BEGIN

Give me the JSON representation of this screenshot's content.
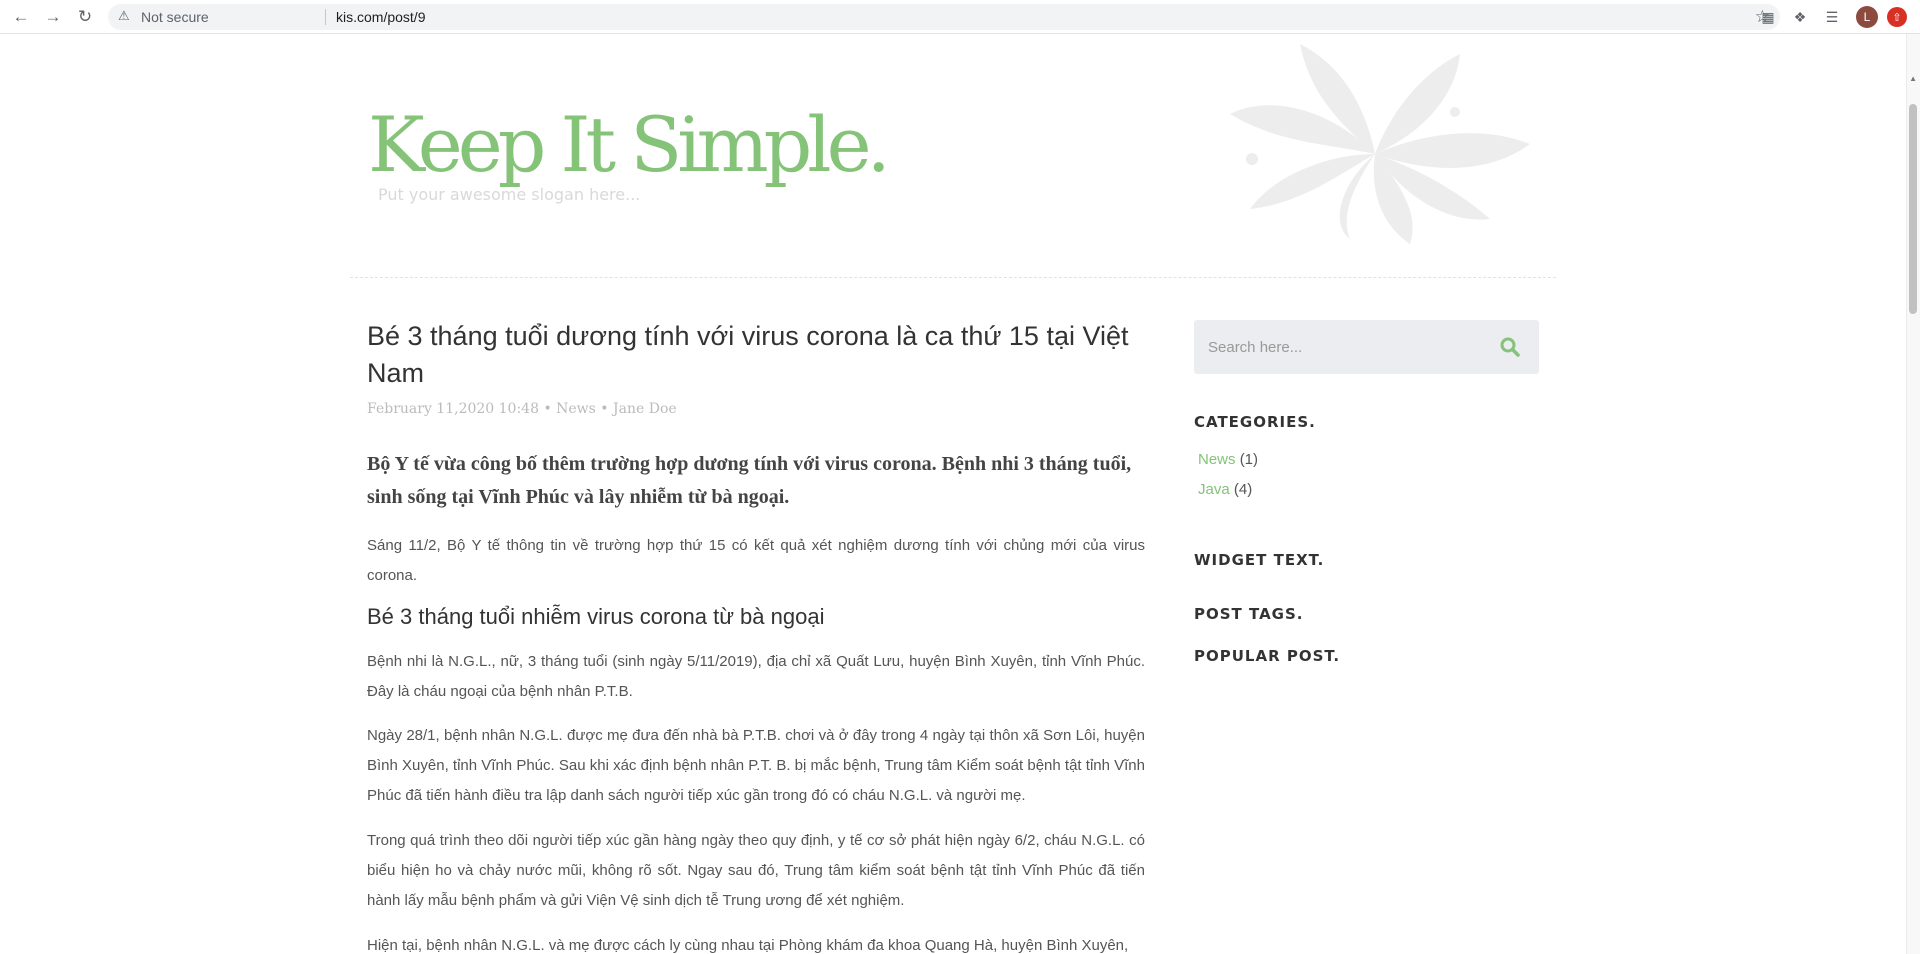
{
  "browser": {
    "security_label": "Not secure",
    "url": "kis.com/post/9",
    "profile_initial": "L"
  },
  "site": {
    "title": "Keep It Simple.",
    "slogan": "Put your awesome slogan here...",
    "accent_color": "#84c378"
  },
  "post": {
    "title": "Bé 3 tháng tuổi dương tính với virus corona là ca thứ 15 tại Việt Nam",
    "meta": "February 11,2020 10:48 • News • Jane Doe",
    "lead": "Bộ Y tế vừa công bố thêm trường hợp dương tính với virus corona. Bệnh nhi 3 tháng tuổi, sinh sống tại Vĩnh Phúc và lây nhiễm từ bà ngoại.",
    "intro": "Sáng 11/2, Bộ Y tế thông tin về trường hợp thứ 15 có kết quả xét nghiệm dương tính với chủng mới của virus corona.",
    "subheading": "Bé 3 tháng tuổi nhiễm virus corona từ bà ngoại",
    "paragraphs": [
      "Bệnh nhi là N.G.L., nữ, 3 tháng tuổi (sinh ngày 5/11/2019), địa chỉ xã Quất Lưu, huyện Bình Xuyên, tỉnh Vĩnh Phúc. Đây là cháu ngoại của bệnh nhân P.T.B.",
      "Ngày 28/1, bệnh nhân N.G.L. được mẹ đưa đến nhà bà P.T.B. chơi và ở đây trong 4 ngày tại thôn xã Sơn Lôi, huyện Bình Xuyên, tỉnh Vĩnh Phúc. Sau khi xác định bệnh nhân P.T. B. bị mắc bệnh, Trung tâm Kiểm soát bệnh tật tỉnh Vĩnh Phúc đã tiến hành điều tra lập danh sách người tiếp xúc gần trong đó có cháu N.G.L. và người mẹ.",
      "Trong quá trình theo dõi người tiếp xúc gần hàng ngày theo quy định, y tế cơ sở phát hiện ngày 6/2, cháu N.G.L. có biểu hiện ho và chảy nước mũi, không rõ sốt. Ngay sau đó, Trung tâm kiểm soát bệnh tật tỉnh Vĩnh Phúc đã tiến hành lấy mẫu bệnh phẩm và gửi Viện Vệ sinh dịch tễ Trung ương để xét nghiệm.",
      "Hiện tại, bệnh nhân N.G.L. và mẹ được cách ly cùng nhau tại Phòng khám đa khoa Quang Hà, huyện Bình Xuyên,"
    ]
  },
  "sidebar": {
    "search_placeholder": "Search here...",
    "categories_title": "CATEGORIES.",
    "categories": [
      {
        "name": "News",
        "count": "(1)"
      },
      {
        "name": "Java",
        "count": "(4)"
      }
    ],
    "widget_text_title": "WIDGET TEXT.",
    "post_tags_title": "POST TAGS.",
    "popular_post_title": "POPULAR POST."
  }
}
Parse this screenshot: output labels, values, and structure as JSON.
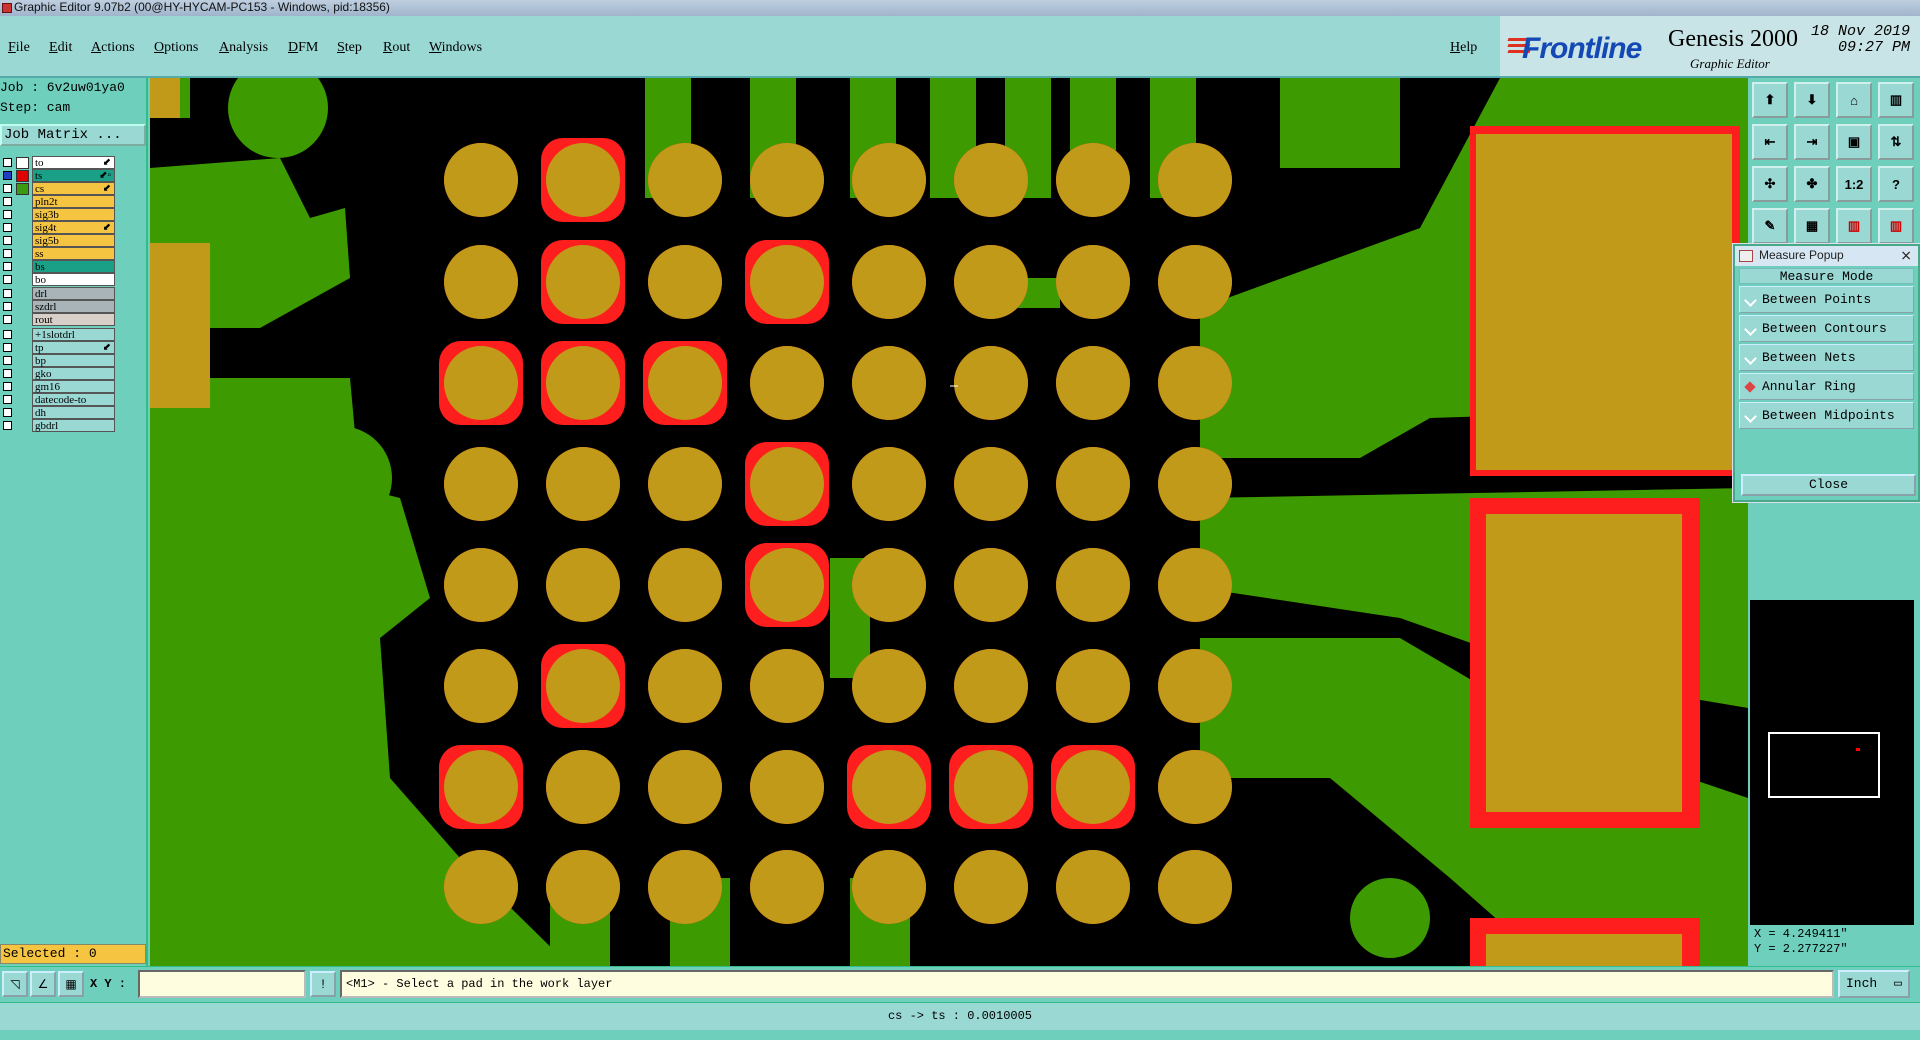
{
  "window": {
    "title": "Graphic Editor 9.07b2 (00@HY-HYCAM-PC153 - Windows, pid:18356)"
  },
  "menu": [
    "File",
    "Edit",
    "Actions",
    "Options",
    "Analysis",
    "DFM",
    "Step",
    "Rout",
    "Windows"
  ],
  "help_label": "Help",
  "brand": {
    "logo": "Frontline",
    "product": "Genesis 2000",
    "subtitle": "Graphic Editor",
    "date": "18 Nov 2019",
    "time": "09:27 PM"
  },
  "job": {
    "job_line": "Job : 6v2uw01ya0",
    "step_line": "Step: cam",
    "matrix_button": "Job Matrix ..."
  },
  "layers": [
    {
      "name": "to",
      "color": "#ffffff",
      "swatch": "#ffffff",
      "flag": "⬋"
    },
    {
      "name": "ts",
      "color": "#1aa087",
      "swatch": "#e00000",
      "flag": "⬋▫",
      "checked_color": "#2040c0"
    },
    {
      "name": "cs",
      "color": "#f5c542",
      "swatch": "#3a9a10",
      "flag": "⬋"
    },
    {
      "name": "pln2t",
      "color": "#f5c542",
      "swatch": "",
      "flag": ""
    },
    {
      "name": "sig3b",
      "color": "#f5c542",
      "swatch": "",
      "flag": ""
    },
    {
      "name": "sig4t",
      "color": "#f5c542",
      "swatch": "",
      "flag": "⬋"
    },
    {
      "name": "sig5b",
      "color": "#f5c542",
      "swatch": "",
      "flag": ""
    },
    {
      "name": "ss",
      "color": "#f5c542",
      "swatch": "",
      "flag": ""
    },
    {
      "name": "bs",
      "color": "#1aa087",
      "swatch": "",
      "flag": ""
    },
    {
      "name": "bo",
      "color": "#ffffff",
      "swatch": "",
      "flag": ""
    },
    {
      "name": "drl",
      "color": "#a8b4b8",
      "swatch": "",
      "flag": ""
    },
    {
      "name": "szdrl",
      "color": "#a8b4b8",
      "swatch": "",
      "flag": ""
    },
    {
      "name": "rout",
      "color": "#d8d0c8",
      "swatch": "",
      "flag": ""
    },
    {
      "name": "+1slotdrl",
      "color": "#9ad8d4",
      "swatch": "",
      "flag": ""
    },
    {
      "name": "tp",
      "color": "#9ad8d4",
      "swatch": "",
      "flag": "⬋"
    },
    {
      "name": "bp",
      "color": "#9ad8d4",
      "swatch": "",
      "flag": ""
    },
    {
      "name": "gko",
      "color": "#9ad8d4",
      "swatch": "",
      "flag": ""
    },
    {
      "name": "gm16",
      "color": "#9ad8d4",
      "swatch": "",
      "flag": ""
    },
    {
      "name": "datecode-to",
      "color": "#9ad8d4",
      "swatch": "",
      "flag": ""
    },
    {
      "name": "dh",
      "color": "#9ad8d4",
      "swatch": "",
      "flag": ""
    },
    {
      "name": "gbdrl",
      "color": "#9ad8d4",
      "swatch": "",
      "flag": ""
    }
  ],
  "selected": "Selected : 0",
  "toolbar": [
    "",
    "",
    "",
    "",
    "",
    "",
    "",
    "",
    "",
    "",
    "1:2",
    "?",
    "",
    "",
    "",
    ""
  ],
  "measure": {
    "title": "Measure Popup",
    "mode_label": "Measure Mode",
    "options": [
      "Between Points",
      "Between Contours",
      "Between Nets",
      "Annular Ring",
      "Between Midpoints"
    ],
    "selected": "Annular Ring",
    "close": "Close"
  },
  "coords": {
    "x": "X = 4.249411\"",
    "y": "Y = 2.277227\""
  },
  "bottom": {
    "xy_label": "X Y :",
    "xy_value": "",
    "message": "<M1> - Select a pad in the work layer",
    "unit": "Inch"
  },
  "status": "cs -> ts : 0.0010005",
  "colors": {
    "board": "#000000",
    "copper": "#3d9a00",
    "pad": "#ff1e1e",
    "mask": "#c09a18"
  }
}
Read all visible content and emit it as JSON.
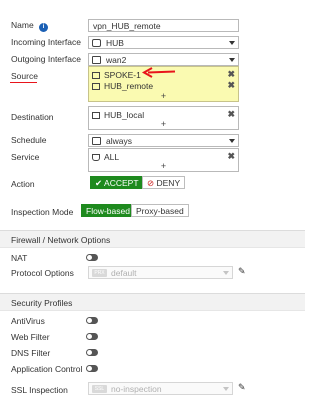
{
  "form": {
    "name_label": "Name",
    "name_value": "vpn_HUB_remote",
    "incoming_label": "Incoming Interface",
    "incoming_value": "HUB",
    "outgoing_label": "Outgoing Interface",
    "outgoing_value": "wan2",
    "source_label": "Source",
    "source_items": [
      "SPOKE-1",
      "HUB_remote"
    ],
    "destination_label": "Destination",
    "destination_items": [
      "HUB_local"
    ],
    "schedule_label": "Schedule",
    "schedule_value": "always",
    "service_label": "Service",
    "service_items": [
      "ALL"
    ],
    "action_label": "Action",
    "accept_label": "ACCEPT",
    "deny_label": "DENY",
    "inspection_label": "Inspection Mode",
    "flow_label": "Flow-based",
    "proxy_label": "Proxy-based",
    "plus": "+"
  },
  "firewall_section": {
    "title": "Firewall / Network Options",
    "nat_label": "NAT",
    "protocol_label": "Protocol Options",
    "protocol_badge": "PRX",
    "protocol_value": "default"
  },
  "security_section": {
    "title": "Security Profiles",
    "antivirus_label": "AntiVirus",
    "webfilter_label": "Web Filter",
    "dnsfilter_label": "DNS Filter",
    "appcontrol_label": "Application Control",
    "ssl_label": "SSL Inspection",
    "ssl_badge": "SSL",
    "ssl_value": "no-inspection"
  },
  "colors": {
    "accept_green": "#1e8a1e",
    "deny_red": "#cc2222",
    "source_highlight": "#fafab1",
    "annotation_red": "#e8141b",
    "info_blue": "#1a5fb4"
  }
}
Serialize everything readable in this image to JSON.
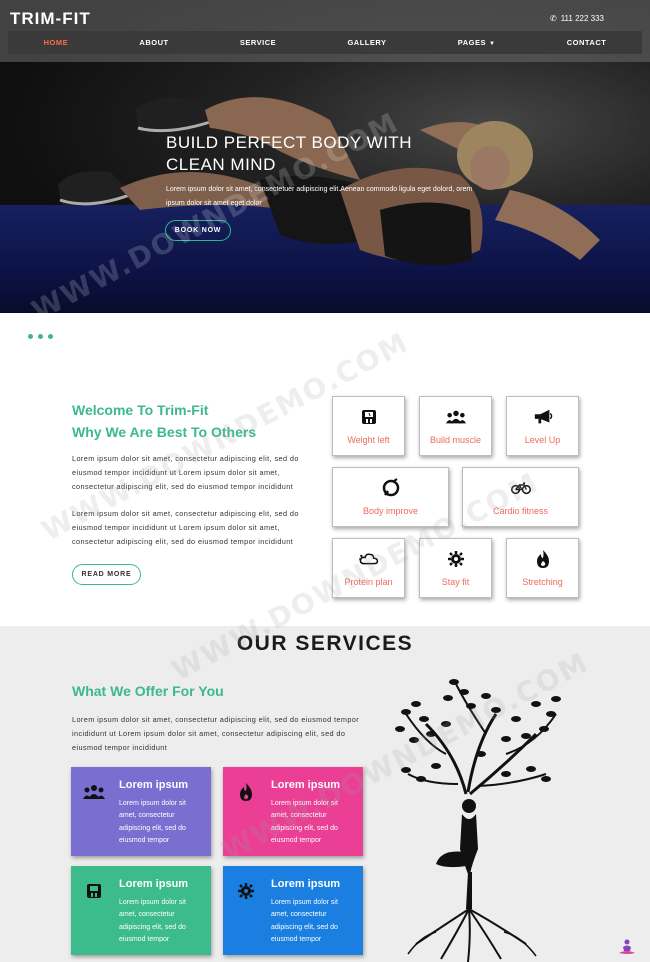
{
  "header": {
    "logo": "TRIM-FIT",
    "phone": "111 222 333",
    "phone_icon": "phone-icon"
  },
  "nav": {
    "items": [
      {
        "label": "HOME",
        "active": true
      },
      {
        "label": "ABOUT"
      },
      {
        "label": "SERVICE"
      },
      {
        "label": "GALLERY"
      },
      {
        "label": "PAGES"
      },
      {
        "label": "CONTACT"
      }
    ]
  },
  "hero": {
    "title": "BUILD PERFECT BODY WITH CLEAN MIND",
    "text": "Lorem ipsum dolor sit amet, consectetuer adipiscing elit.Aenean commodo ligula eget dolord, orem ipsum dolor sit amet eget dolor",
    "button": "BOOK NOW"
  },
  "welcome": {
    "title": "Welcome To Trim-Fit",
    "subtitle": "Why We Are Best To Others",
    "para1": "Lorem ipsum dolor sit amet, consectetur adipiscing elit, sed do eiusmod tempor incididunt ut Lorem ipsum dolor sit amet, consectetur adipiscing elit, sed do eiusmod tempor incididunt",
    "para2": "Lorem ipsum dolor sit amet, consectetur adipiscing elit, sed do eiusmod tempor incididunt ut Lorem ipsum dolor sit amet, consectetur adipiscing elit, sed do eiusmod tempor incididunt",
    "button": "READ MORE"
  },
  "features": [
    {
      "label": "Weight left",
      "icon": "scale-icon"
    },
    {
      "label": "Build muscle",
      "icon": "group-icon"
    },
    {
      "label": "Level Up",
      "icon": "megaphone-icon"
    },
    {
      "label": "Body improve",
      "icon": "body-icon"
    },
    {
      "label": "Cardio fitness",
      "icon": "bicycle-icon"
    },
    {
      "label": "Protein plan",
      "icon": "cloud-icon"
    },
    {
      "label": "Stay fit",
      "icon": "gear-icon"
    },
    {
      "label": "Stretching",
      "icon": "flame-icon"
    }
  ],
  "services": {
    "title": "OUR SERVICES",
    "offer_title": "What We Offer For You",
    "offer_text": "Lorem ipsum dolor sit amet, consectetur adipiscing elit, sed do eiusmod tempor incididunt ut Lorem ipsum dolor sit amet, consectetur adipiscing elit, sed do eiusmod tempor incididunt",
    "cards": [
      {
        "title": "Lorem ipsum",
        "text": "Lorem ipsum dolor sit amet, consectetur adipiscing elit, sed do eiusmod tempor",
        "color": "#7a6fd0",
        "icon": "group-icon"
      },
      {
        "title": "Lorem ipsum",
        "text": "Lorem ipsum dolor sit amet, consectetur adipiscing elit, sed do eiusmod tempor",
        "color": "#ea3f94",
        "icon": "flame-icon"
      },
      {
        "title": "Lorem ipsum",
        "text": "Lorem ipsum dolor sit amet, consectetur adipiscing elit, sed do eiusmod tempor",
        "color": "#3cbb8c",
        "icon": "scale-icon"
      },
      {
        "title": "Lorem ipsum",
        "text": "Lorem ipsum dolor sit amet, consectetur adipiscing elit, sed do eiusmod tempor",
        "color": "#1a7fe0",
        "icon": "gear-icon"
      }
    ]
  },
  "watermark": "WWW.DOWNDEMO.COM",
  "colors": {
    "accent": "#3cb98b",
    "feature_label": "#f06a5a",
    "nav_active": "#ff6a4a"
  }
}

END

◆ What to produce
Show, from the records above, every line that includes "News".

◆ Exercise solution
    "meta": "February 11,2020 10:48 • News • Jane Doe",
        "name": "News",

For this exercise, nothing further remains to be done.